┏━━
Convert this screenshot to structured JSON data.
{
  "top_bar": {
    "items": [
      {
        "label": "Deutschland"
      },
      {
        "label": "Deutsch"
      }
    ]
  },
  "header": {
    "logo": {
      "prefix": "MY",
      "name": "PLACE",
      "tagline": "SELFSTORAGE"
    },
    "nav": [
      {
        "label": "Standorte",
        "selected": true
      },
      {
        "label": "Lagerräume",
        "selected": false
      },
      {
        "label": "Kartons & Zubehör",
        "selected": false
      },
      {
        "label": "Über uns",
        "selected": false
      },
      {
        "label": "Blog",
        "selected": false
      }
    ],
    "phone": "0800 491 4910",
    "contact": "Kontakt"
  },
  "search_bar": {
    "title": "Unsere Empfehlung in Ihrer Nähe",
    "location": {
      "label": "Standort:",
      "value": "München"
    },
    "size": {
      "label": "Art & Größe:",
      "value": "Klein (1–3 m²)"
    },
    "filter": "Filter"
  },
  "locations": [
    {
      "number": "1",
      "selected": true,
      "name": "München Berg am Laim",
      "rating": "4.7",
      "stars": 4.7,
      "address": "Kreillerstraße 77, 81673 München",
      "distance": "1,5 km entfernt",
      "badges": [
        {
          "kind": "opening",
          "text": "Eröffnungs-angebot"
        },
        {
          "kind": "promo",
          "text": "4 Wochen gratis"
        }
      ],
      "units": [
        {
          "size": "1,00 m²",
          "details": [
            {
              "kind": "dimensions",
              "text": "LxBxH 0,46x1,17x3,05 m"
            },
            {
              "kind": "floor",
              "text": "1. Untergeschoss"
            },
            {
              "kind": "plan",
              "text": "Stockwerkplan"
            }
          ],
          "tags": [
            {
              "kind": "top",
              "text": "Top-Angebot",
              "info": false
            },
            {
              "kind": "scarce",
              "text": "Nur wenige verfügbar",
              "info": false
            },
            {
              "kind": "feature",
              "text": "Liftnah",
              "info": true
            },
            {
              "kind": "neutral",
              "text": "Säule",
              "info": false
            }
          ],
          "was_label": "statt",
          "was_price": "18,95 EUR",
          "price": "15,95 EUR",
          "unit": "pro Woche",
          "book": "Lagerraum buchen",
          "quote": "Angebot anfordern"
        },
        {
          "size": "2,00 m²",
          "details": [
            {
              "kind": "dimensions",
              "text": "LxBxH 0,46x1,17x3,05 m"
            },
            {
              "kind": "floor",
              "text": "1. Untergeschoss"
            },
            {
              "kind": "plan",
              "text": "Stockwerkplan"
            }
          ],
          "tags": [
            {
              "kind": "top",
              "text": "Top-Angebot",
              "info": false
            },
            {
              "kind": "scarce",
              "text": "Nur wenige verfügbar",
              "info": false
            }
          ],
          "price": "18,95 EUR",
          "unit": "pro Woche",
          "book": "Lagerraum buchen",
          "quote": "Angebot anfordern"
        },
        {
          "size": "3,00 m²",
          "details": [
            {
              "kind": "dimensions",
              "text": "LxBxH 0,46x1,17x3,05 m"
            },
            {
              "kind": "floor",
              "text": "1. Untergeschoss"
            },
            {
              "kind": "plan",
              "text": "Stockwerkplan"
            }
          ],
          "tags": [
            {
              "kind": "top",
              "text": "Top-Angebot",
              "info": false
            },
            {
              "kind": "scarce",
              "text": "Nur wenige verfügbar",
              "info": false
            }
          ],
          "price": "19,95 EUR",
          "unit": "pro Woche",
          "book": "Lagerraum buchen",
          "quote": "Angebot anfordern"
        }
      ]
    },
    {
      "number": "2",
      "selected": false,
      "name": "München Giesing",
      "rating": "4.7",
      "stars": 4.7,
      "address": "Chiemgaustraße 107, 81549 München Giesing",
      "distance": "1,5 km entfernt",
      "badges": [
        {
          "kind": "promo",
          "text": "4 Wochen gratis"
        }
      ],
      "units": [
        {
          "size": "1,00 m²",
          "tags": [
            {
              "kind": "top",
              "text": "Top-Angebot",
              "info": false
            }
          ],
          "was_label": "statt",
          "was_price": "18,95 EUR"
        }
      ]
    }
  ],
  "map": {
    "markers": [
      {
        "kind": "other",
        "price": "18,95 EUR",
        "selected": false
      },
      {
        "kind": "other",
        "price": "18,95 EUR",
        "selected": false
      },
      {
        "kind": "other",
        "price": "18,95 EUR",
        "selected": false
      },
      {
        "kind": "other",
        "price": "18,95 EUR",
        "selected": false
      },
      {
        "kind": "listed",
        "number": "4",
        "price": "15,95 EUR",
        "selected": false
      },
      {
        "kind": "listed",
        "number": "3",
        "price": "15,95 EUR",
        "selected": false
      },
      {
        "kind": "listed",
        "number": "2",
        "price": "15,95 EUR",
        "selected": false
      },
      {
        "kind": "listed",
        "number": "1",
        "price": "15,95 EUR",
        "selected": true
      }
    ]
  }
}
┗━━
- _What you have to do_
Output each entry precisely as given.

- _Result for this task_
Convert this screenshot to structured JSON data.
{
  "top_bar": {
    "items": [
      {
        "label": "Deutschland"
      },
      {
        "label": "Deutsch"
      }
    ]
  },
  "header": {
    "logo": {
      "prefix": "MY",
      "name": "PLACE",
      "tagline": "SELFSTORAGE"
    },
    "nav": [
      {
        "label": "Standorte",
        "selected": true
      },
      {
        "label": "Lagerräume",
        "selected": false
      },
      {
        "label": "Kartons & Zubehör",
        "selected": false
      },
      {
        "label": "Über uns",
        "selected": false
      },
      {
        "label": "Blog",
        "selected": false
      }
    ],
    "phone": "0800 491 4910",
    "contact": "Kontakt"
  },
  "search_bar": {
    "title": "Unsere Empfehlung in Ihrer Nähe",
    "location": {
      "label": "Standort:",
      "value": "München"
    },
    "size": {
      "label": "Art & Größe:",
      "value": "Klein (1–3 m²)"
    },
    "filter": "Filter"
  },
  "locations": [
    {
      "number": "1",
      "selected": true,
      "name": "München Berg am Laim",
      "rating": "4.7",
      "stars": 4.7,
      "address": "Kreillerstraße 77, 81673 München",
      "distance": "1,5 km entfernt",
      "badges": [
        {
          "kind": "opening",
          "text": "Eröffnungs-angebot"
        },
        {
          "kind": "promo",
          "text": "4 Wochen gratis"
        }
      ],
      "units": [
        {
          "size": "1,00 m²",
          "details": [
            {
              "kind": "dimensions",
              "text": "LxBxH 0,46x1,17x3,05 m"
            },
            {
              "kind": "floor",
              "text": "1. Untergeschoss"
            },
            {
              "kind": "plan",
              "text": "Stockwerkplan"
            }
          ],
          "tags": [
            {
              "kind": "top",
              "text": "Top-Angebot",
              "info": false
            },
            {
              "kind": "scarce",
              "text": "Nur wenige verfügbar",
              "info": false
            },
            {
              "kind": "feature",
              "text": "Liftnah",
              "info": true
            },
            {
              "kind": "neutral",
              "text": "Säule",
              "info": false
            }
          ],
          "was_label": "statt",
          "was_price": "18,95 EUR",
          "price": "15,95 EUR",
          "unit": "pro Woche",
          "book": "Lagerraum buchen",
          "quote": "Angebot anfordern"
        },
        {
          "size": "2,00 m²",
          "details": [
            {
              "kind": "dimensions",
              "text": "LxBxH 0,46x1,17x3,05 m"
            },
            {
              "kind": "floor",
              "text": "1. Untergeschoss"
            },
            {
              "kind": "plan",
              "text": "Stockwerkplan"
            }
          ],
          "tags": [
            {
              "kind": "top",
              "text": "Top-Angebot",
              "info": false
            },
            {
              "kind": "scarce",
              "text": "Nur wenige verfügbar",
              "info": false
            }
          ],
          "price": "18,95 EUR",
          "unit": "pro Woche",
          "book": "Lagerraum buchen",
          "quote": "Angebot anfordern"
        },
        {
          "size": "3,00 m²",
          "details": [
            {
              "kind": "dimensions",
              "text": "LxBxH 0,46x1,17x3,05 m"
            },
            {
              "kind": "floor",
              "text": "1. Untergeschoss"
            },
            {
              "kind": "plan",
              "text": "Stockwerkplan"
            }
          ],
          "tags": [
            {
              "kind": "top",
              "text": "Top-Angebot",
              "info": false
            },
            {
              "kind": "scarce",
              "text": "Nur wenige verfügbar",
              "info": false
            }
          ],
          "price": "19,95 EUR",
          "unit": "pro Woche",
          "book": "Lagerraum buchen",
          "quote": "Angebot anfordern"
        }
      ]
    },
    {
      "number": "2",
      "selected": false,
      "name": "München Giesing",
      "rating": "4.7",
      "stars": 4.7,
      "address": "Chiemgaustraße 107, 81549 München Giesing",
      "distance": "1,5 km entfernt",
      "badges": [
        {
          "kind": "promo",
          "text": "4 Wochen gratis"
        }
      ],
      "units": [
        {
          "size": "1,00 m²",
          "tags": [
            {
              "kind": "top",
              "text": "Top-Angebot",
              "info": false
            }
          ],
          "was_label": "statt",
          "was_price": "18,95 EUR"
        }
      ]
    }
  ],
  "map": {
    "markers": [
      {
        "kind": "other",
        "price": "18,95 EUR",
        "selected": false
      },
      {
        "kind": "other",
        "price": "18,95 EUR",
        "selected": false
      },
      {
        "kind": "other",
        "price": "18,95 EUR",
        "selected": false
      },
      {
        "kind": "other",
        "price": "18,95 EUR",
        "selected": false
      },
      {
        "kind": "listed",
        "number": "4",
        "price": "15,95 EUR",
        "selected": false
      },
      {
        "kind": "listed",
        "number": "3",
        "price": "15,95 EUR",
        "selected": false
      },
      {
        "kind": "listed",
        "number": "2",
        "price": "15,95 EUR",
        "selected": false
      },
      {
        "kind": "listed",
        "number": "1",
        "price": "15,95 EUR",
        "selected": true
      }
    ]
  }
}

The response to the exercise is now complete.